Dataset entries:
/---

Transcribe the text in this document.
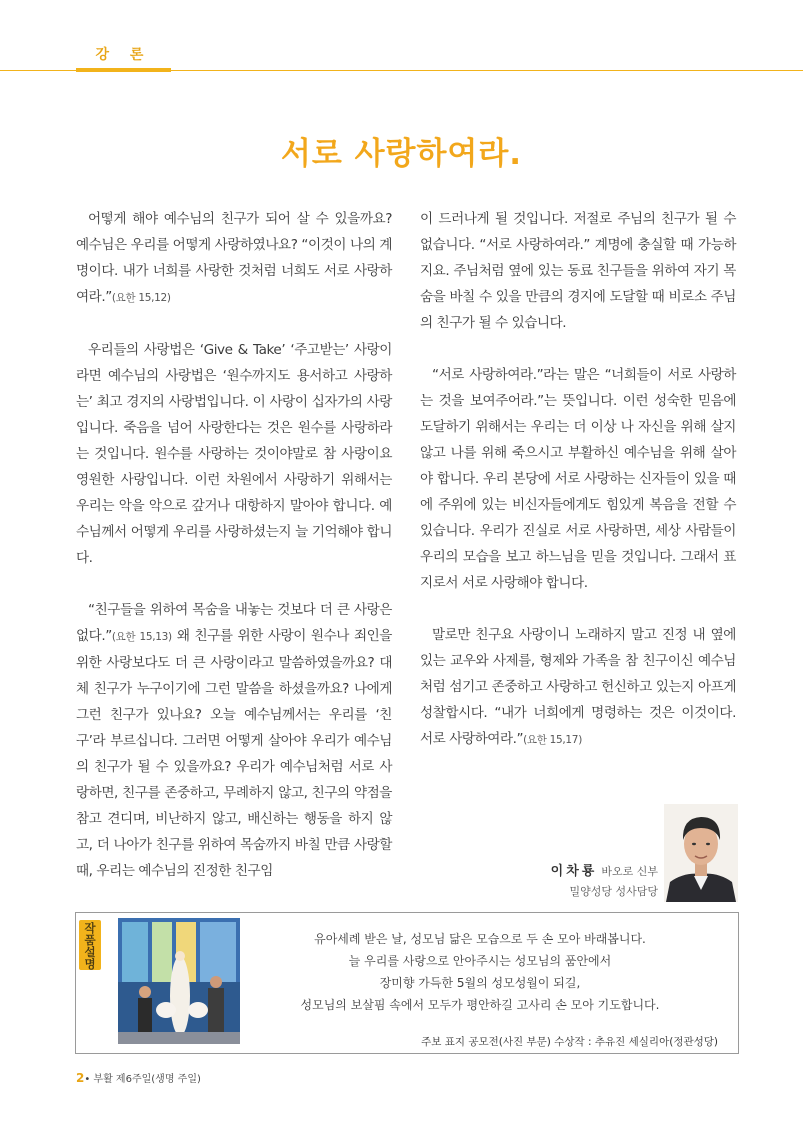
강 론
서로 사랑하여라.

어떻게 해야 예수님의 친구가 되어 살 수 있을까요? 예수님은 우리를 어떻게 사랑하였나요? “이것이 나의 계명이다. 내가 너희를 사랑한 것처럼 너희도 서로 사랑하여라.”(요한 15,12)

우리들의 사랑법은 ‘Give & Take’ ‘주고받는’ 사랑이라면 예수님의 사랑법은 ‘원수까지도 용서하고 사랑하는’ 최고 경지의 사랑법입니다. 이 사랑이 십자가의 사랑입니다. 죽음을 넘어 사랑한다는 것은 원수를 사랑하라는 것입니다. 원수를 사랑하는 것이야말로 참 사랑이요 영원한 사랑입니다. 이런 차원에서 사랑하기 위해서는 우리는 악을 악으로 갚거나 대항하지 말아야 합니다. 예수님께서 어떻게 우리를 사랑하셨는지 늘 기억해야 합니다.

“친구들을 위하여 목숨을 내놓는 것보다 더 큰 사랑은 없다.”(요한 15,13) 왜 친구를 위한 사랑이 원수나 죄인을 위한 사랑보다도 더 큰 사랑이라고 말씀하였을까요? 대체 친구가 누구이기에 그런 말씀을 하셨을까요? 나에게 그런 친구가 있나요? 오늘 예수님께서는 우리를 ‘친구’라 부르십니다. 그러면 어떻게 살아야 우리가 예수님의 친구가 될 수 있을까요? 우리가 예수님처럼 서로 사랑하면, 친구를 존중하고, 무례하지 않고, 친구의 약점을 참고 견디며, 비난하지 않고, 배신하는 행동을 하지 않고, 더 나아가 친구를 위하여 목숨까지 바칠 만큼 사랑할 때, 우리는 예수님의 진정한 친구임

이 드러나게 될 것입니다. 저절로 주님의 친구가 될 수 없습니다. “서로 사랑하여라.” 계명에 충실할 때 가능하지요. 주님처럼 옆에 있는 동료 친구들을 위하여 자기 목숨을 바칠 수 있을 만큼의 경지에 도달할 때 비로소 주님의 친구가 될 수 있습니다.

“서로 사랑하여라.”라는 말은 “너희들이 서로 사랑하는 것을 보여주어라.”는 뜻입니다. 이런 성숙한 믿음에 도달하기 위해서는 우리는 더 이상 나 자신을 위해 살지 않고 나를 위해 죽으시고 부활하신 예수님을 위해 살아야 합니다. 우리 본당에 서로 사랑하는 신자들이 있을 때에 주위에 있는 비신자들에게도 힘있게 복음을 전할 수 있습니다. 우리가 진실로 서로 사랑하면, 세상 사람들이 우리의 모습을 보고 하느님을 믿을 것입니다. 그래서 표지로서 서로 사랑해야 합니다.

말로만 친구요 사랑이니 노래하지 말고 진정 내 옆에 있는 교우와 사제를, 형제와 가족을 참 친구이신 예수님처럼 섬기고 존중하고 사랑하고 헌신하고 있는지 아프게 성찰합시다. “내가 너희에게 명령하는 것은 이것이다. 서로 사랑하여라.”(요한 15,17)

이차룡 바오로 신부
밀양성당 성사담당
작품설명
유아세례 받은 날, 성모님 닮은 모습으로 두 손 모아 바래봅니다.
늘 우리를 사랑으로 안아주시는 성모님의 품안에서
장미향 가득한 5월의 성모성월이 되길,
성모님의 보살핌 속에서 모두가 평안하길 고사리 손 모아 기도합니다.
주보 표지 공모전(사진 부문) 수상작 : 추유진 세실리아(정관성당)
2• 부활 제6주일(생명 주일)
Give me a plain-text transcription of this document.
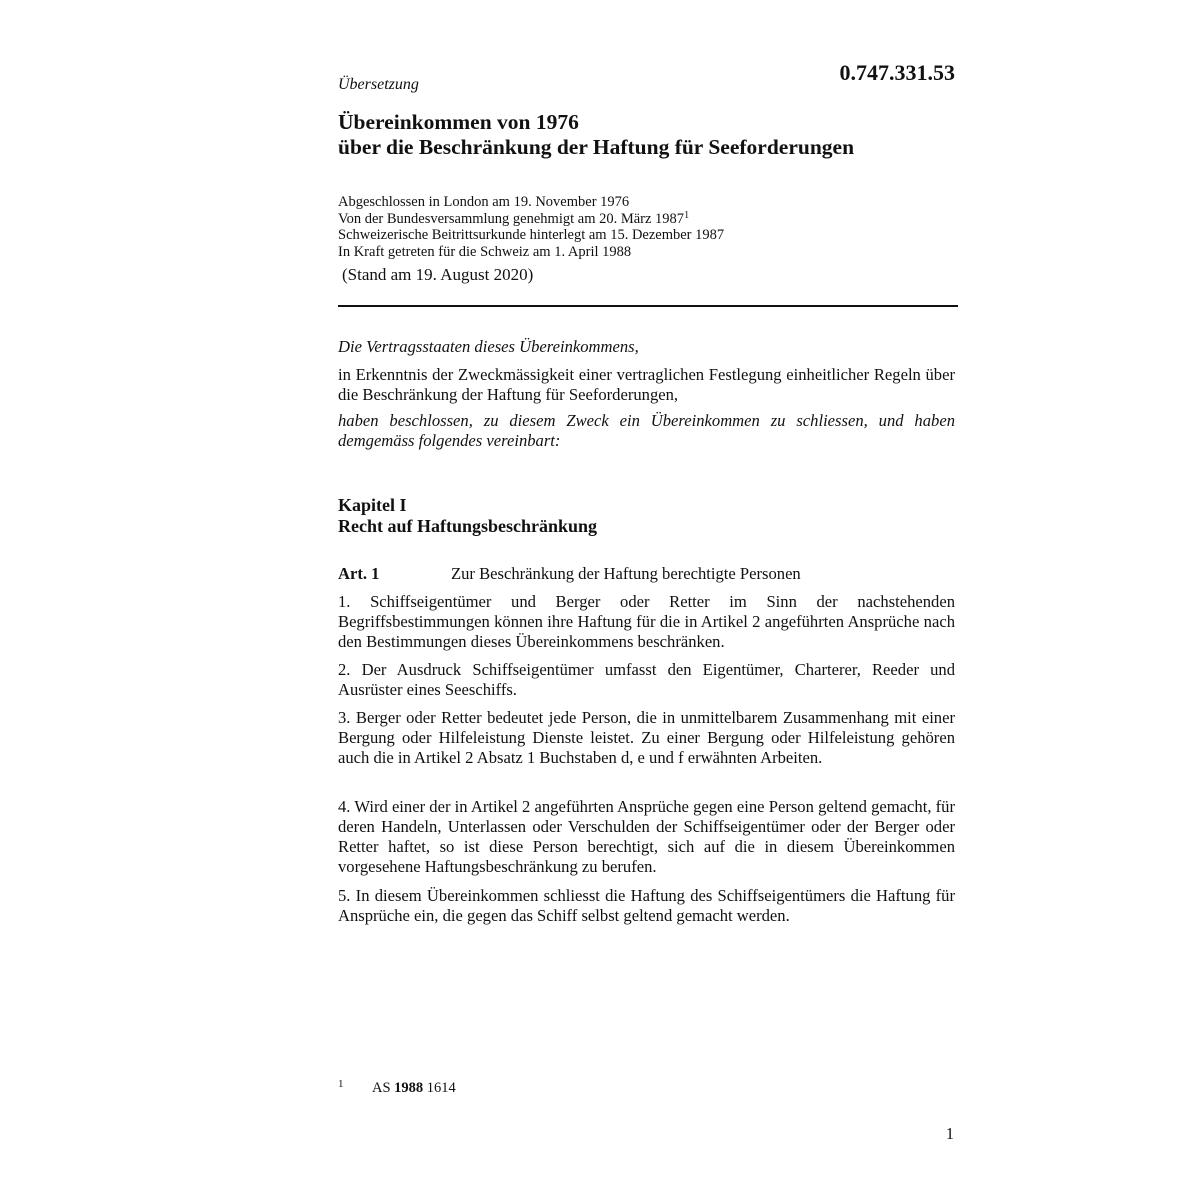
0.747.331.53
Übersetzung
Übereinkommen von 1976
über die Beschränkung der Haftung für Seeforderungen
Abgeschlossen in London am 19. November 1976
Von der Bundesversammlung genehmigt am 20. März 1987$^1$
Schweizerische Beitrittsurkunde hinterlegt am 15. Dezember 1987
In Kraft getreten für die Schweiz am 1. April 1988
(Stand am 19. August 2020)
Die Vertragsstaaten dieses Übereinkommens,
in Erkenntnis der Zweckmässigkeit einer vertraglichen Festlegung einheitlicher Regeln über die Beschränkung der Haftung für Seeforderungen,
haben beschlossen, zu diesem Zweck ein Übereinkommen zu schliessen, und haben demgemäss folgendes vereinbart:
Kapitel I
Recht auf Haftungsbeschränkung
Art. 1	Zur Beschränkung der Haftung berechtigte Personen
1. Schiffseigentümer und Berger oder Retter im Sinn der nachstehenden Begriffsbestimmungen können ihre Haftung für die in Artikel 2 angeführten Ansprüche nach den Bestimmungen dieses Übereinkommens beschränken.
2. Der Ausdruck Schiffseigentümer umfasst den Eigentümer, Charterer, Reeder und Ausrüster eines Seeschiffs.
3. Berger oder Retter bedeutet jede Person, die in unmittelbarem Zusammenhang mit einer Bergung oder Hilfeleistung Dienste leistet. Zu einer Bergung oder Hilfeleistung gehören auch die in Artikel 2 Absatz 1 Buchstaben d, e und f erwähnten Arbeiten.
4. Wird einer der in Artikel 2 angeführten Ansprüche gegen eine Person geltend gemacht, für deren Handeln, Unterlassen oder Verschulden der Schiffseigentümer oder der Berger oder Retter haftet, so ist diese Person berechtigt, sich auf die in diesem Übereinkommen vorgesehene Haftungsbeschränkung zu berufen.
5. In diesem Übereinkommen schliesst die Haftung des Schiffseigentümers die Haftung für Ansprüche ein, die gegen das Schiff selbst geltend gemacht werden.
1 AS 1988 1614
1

\---
/---

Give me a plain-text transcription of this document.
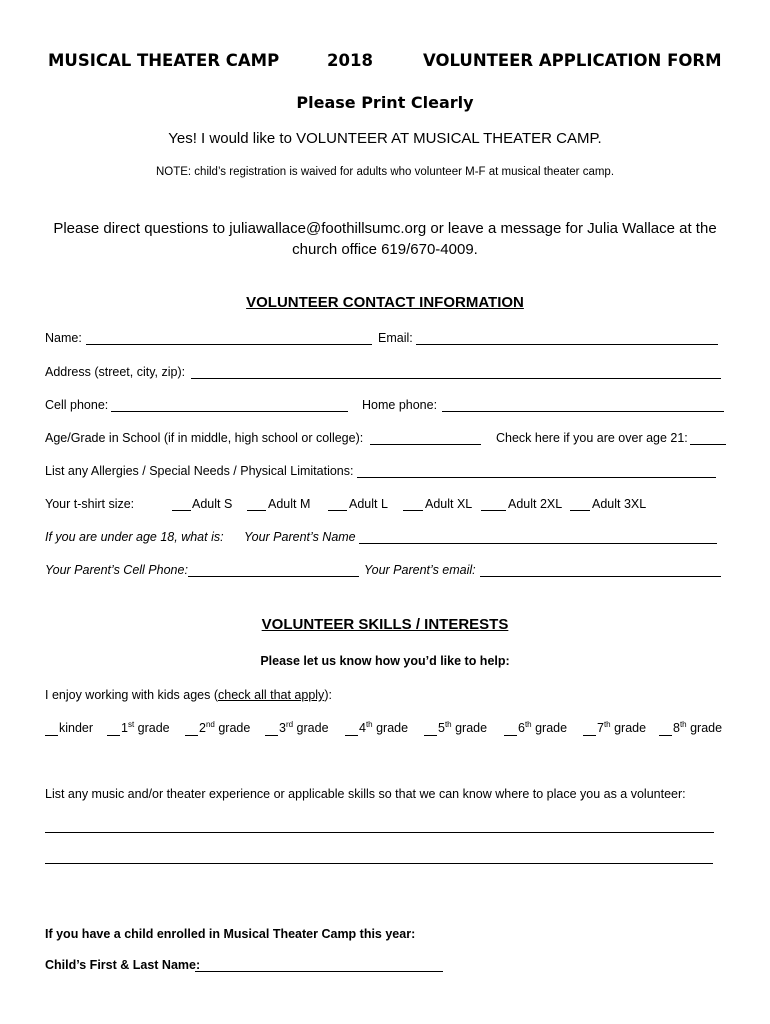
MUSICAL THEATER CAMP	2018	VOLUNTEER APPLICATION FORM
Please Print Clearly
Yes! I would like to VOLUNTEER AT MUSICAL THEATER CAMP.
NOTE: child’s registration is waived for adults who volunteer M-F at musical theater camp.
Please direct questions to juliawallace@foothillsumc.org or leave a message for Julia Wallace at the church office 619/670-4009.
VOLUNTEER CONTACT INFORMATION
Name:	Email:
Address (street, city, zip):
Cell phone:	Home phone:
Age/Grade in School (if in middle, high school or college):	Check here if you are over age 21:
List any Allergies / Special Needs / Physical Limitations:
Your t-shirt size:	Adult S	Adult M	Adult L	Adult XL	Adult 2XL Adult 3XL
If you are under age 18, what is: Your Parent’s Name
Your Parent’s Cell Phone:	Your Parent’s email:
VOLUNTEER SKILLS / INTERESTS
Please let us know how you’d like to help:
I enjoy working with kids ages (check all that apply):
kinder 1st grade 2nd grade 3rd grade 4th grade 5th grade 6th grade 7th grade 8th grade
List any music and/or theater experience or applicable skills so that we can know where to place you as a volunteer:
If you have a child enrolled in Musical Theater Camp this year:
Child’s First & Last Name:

\---

→ **Given request**
Tally the lines of the material above that contain the word "있습니다" and report the total alone.

→ **The response**
2